▶ **TASK OBJECTIVE**
Each line of the data below should be restated exactly, with images left out.

▶ **DATA FOR REVIEW**

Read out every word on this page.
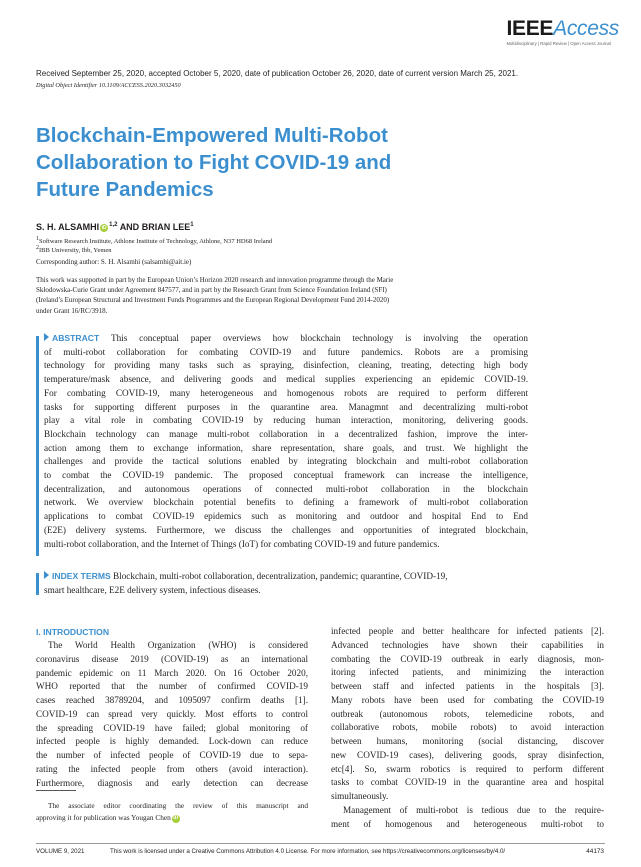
IEEEAccess
Multidisciplinary | Rapid Review | Open Access Journal
Received September 25, 2020, accepted October 5, 2020, date of publication October 26, 2020, date of current version March 25, 2021.
Digital Object Identifier 10.1109/ACCESS.2020.3032450
Blockchain-Empowered Multi-Robot
Collaboration to Fight COVID-19 and
Future Pandemics
S. H. ALSAMHI iD $^{1,2}$ AND BRIAN LEE$^1$
$^1$Software Research Institute, Athlone Institute of Technology, Athlone, N37 HD68 Ireland
$^2$IBB University, Ibb, Yemen
Corresponding author: S. H. Alsamhi (salsamhi@ait.ie)
This work was supported in part by the European Union’s Horizon 2020 research and innovation programme through the Marie
Skłodowska-Curie Grant under Agreement 847577, and in part by the Research Grant from Science Foundation Ireland (SFI)
(Ireland’s European Structural and Investment Funds Programmes and the European Regional Development Fund 2014-2020)
under Grant 16/RC/3918.
ABSTRACT This conceptual paper overviews how blockchain technology is involving the operation
of multi-robot collaboration for combating COVID-19 and future pandemics. Robots are a promising
technology for providing many tasks such as spraying, disinfection, cleaning, treating, detecting high body
temperature/mask absence, and delivering goods and medical supplies experiencing an epidemic COVID-19.
For combating COVID-19, many heterogeneous and homogenous robots are required to perform different
tasks for supporting different purposes in the quarantine area. Managmnt and decentralizing multi-robot
play a vital role in combating COVID-19 by reducing human interaction, monitoring, delivering goods.
Blockchain technology can manage multi-robot collaboration in a decentralized fashion, improve the inter-
action among them to exchange information, share representation, share goals, and trust. We highlight the
challenges and provide the tactical solutions enabled by integrating blockchain and multi-robot collaboration
to combat the COVID-19 pandemic. The proposed conceptual framework can increase the intelligence,
decentralization, and autonomous operations of connected multi-robot collaboration in the blockchain
network. We overview blockchain potential benefits to defining a framework of multi-robot collaboration
applications to combat COVID-19 epidemics such as monitoring and outdoor and hospital End to End
(E2E) delivery systems. Furthermore, we discuss the challenges and opportunities of integrated blockchain,
multi-robot collaboration, and the Internet of Things (IoT) for combating COVID-19 and future pandemics.
INDEX TERMS Blockchain, multi-robot collaboration, decentralization, pandemic; quarantine, COVID-19,
smart healthcare, E2E delivery system, infectious diseases.
I. INTRODUCTION
The World Health Organization (WHO) is considered
coronavirus disease 2019 (COVID-19) as an international
pandemic epidemic on 11 March 2020. On 16 October 2020,
WHO reported that the number of confirmed COVID-19
cases reached 38789204, and 1095097 confirm deaths [1].
COVID-19 can spread very quickly. Most efforts to control
the spreading COVID-19 have failed; global monitoring of
infected people is highly demanded. Lock-down can reduce
the number of infected people of COVID-19 due to sepa-
rating the infected people from others (avoid interaction).
Furthermore, diagnosis and early detection can decrease
infected people and better healthcare for infected patients [2].
Advanced technologies have shown their capabilities in
combating the COVID-19 outbreak in early diagnosis, mon-
itoring infected patients, and minimizing the interaction
between staff and infected patients in the hospitals [3].
Many robots have been used for combating the COVID-19
outbreak (autonomous robots, telemedicine robots, and
collaborative robots, mobile robots) to avoid interaction
between humans, monitoring (social distancing, discover
new COVID-19 cases), delivering goods, spray disinfection,
etc[4]. So, swarm robotics is required to perform different
tasks to combat COVID-19 in the quarantine area and hospital
simultaneously.
Management of multi-robot is tedious due to the require-
ment of homogenous and heterogeneous multi-robot to
The associate editor coordinating the review of this manuscript and
approving it for publication was Yougan Chen iD
VOLUME 9, 2021	This work is licensed under a Creative Commons Attribution 4.0 License. For more information, see https://creativecommons.org/licenses/by/4.0/	44173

▶ **WRITTEN RESPONSE**
Read out every word on this page.
IEEEAccess
Multidisciplinary | Rapid Review | Open Access Journal
Received September 25, 2020, accepted October 5, 2020, date of publication October 26, 2020, date of current version March 25, 2021.
Digital Object Identifier 10.1109/ACCESS.2020.3032450
Blockchain-Empowered Multi-Robot
Collaboration to Fight COVID-19 and
Future Pandemics
S. H. ALSAMHI iD $^{1,2}$ AND BRIAN LEE$^1$
$^1$Software Research Institute, Athlone Institute of Technology, Athlone, N37 HD68 Ireland
$^2$IBB University, Ibb, Yemen
Corresponding author: S. H. Alsamhi (salsamhi@ait.ie)
This work was supported in part by the European Union’s Horizon 2020 research and innovation programme through the Marie
Skłodowska-Curie Grant under Agreement 847577, and in part by the Research Grant from Science Foundation Ireland (SFI)
(Ireland’s European Structural and Investment Funds Programmes and the European Regional Development Fund 2014-2020)
under Grant 16/RC/3918.
ABSTRACT This conceptual paper overviews how blockchain technology is involving the operation
of multi-robot collaboration for combating COVID-19 and future pandemics. Robots are a promising
technology for providing many tasks such as spraying, disinfection, cleaning, treating, detecting high body
temperature/mask absence, and delivering goods and medical supplies experiencing an epidemic COVID-19.
For combating COVID-19, many heterogeneous and homogenous robots are required to perform different
tasks for supporting different purposes in the quarantine area. Managmnt and decentralizing multi-robot
play a vital role in combating COVID-19 by reducing human interaction, monitoring, delivering goods.
Blockchain technology can manage multi-robot collaboration in a decentralized fashion, improve the inter-
action among them to exchange information, share representation, share goals, and trust. We highlight the
challenges and provide the tactical solutions enabled by integrating blockchain and multi-robot collaboration
to combat the COVID-19 pandemic. The proposed conceptual framework can increase the intelligence,
decentralization, and autonomous operations of connected multi-robot collaboration in the blockchain
network. We overview blockchain potential benefits to defining a framework of multi-robot collaboration
applications to combat COVID-19 epidemics such as monitoring and outdoor and hospital End to End
(E2E) delivery systems. Furthermore, we discuss the challenges and opportunities of integrated blockchain,
multi-robot collaboration, and the Internet of Things (IoT) for combating COVID-19 and future pandemics.
INDEX TERMS Blockchain, multi-robot collaboration, decentralization, pandemic; quarantine, COVID-19,
smart healthcare, E2E delivery system, infectious diseases.
I. INTRODUCTION
The World Health Organization (WHO) is considered
coronavirus disease 2019 (COVID-19) as an international
pandemic epidemic on 11 March 2020. On 16 October 2020,
WHO reported that the number of confirmed COVID-19
cases reached 38789204, and 1095097 confirm deaths [1].
COVID-19 can spread very quickly. Most efforts to control
the spreading COVID-19 have failed; global monitoring of
infected people is highly demanded. Lock-down can reduce
the number of infected people of COVID-19 due to sepa-
rating the infected people from others (avoid interaction).
Furthermore, diagnosis and early detection can decrease
infected people and better healthcare for infected patients [2].
Advanced technologies have shown their capabilities in
combating the COVID-19 outbreak in early diagnosis, mon-
itoring infected patients, and minimizing the interaction
between staff and infected patients in the hospitals [3].
Many robots have been used for combating the COVID-19
outbreak (autonomous robots, telemedicine robots, and
collaborative robots, mobile robots) to avoid interaction
between humans, monitoring (social distancing, discover
new COVID-19 cases), delivering goods, spray disinfection,
etc[4]. So, swarm robotics is required to perform different
tasks to combat COVID-19 in the quarantine area and hospital
simultaneously.
Management of multi-robot is tedious due to the require-
ment of homogenous and heterogeneous multi-robot to
The associate editor coordinating the review of this manuscript and
approving it for publication was Yougan Chen iD
VOLUME 9, 2021	This work is licensed under a Creative Commons Attribution 4.0 License. For more information, see https://creativecommons.org/licenses/by/4.0/	44173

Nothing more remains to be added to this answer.